[Task brief]: Reproduce the listing exactly and skip over any pictures.

=-=-=

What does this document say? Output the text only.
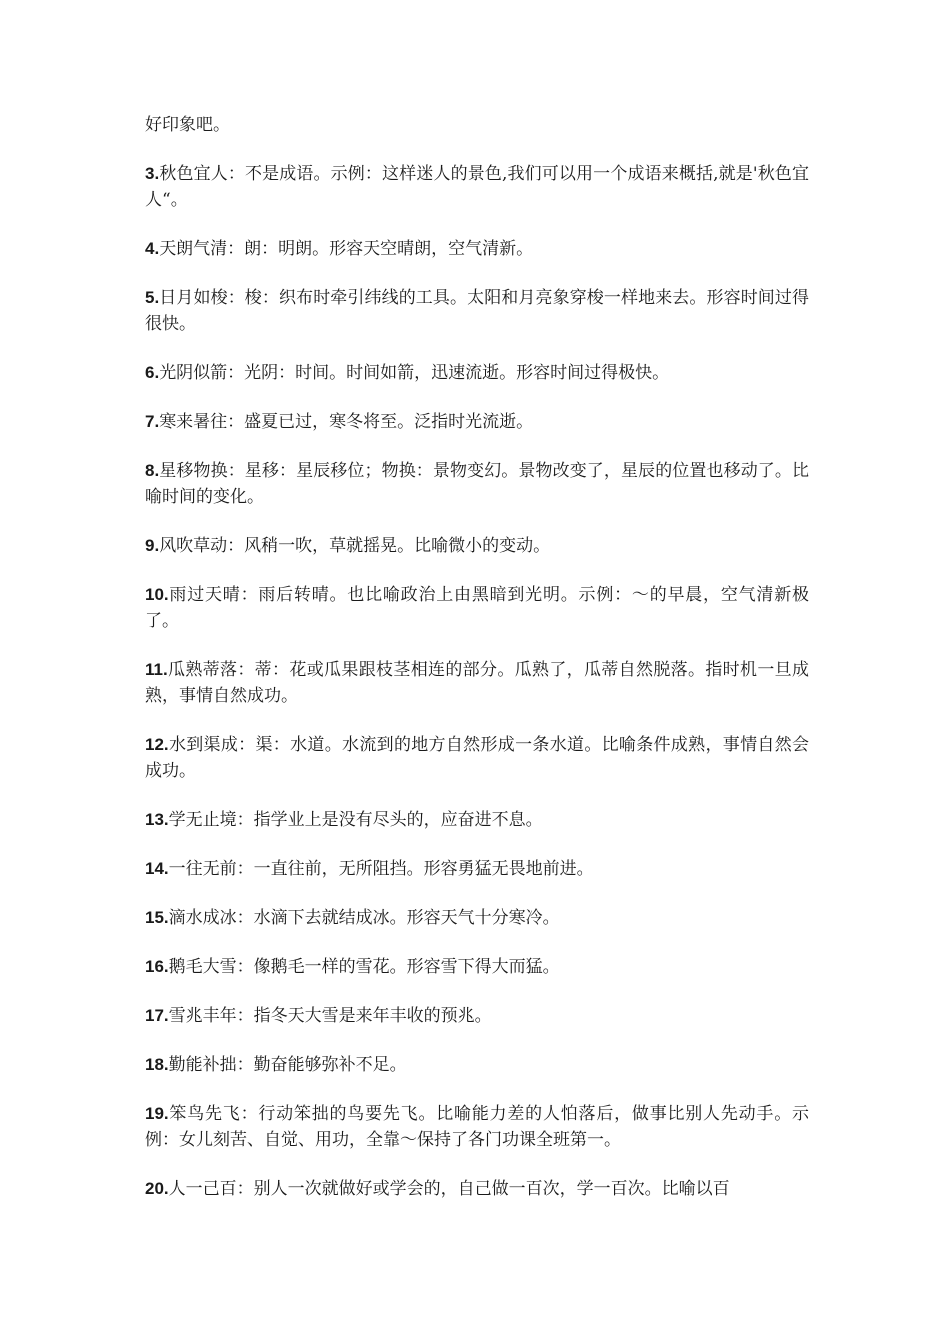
好印象吧。

3.秋色宜人：不是成语。示例：这样迷人的景色,我们可以用一个成语来概括,就是'秋色宜人“。

4.天朗气清：朗：明朗。形容天空晴朗，空气清新。

5.日月如梭：梭：织布时牵引纬线的工具。太阳和月亮象穿梭一样地来去。形容时间过得很快。

6.光阴似箭：光阴：时间。时间如箭，迅速流逝。形容时间过得极快。

7.寒来暑往：盛夏已过，寒冬将至。泛指时光流逝。

8.星移物换：星移：星辰移位；物换：景物变幻。景物改变了，星辰的位置也移动了。比喻时间的变化。

9.风吹草动：风稍一吹，草就摇晃。比喻微小的变动。

10.雨过天晴：雨后转晴。也比喻政治上由黑暗到光明。示例：～的早晨，空气清新极了。

11.瓜熟蒂落：蒂：花或瓜果跟枝茎相连的部分。瓜熟了，瓜蒂自然脱落。指时机一旦成熟，事情自然成功。

12.水到渠成：渠：水道。水流到的地方自然形成一条水道。比喻条件成熟，事情自然会成功。

13.学无止境：指学业上是没有尽头的，应奋进不息。

14.一往无前：一直往前，无所阻挡。形容勇猛无畏地前进。

15.滴水成冰：水滴下去就结成冰。形容天气十分寒冷。

16.鹅毛大雪：像鹅毛一样的雪花。形容雪下得大而猛。

17.雪兆丰年：指冬天大雪是来年丰收的预兆。

18.勤能补拙：勤奋能够弥补不足。

19.笨鸟先飞：行动笨拙的鸟要先飞。比喻能力差的人怕落后，做事比别人先动手。示例：女儿刻苦、自觉、用功，全靠～保持了各门功课全班第一。

20.人一己百：别人一次就做好或学会的，自己做一百次，学一百次。比喻以百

=-=-=

[Final answer]:
What does this document say? Output the text only.
好印象吧。

3.秋色宜人：不是成语。示例：这样迷人的景色,我们可以用一个成语来概括,就是'秋色宜人“。

4.天朗气清：朗：明朗。形容天空晴朗，空气清新。

5.日月如梭：梭：织布时牵引纬线的工具。太阳和月亮象穿梭一样地来去。形容时间过得很快。

6.光阴似箭：光阴：时间。时间如箭，迅速流逝。形容时间过得极快。

7.寒来暑往：盛夏已过，寒冬将至。泛指时光流逝。

8.星移物换：星移：星辰移位；物换：景物变幻。景物改变了，星辰的位置也移动了。比喻时间的变化。

9.风吹草动：风稍一吹，草就摇晃。比喻微小的变动。

10.雨过天晴：雨后转晴。也比喻政治上由黑暗到光明。示例：～的早晨，空气清新极了。

11.瓜熟蒂落：蒂：花或瓜果跟枝茎相连的部分。瓜熟了，瓜蒂自然脱落。指时机一旦成熟，事情自然成功。

12.水到渠成：渠：水道。水流到的地方自然形成一条水道。比喻条件成熟，事情自然会成功。

13.学无止境：指学业上是没有尽头的，应奋进不息。

14.一往无前：一直往前，无所阻挡。形容勇猛无畏地前进。

15.滴水成冰：水滴下去就结成冰。形容天气十分寒冷。

16.鹅毛大雪：像鹅毛一样的雪花。形容雪下得大而猛。

17.雪兆丰年：指冬天大雪是来年丰收的预兆。

18.勤能补拙：勤奋能够弥补不足。

19.笨鸟先飞：行动笨拙的鸟要先飞。比喻能力差的人怕落后，做事比别人先动手。示例：女儿刻苦、自觉、用功，全靠～保持了各门功课全班第一。

20.人一己百：别人一次就做好或学会的，自己做一百次，学一百次。比喻以百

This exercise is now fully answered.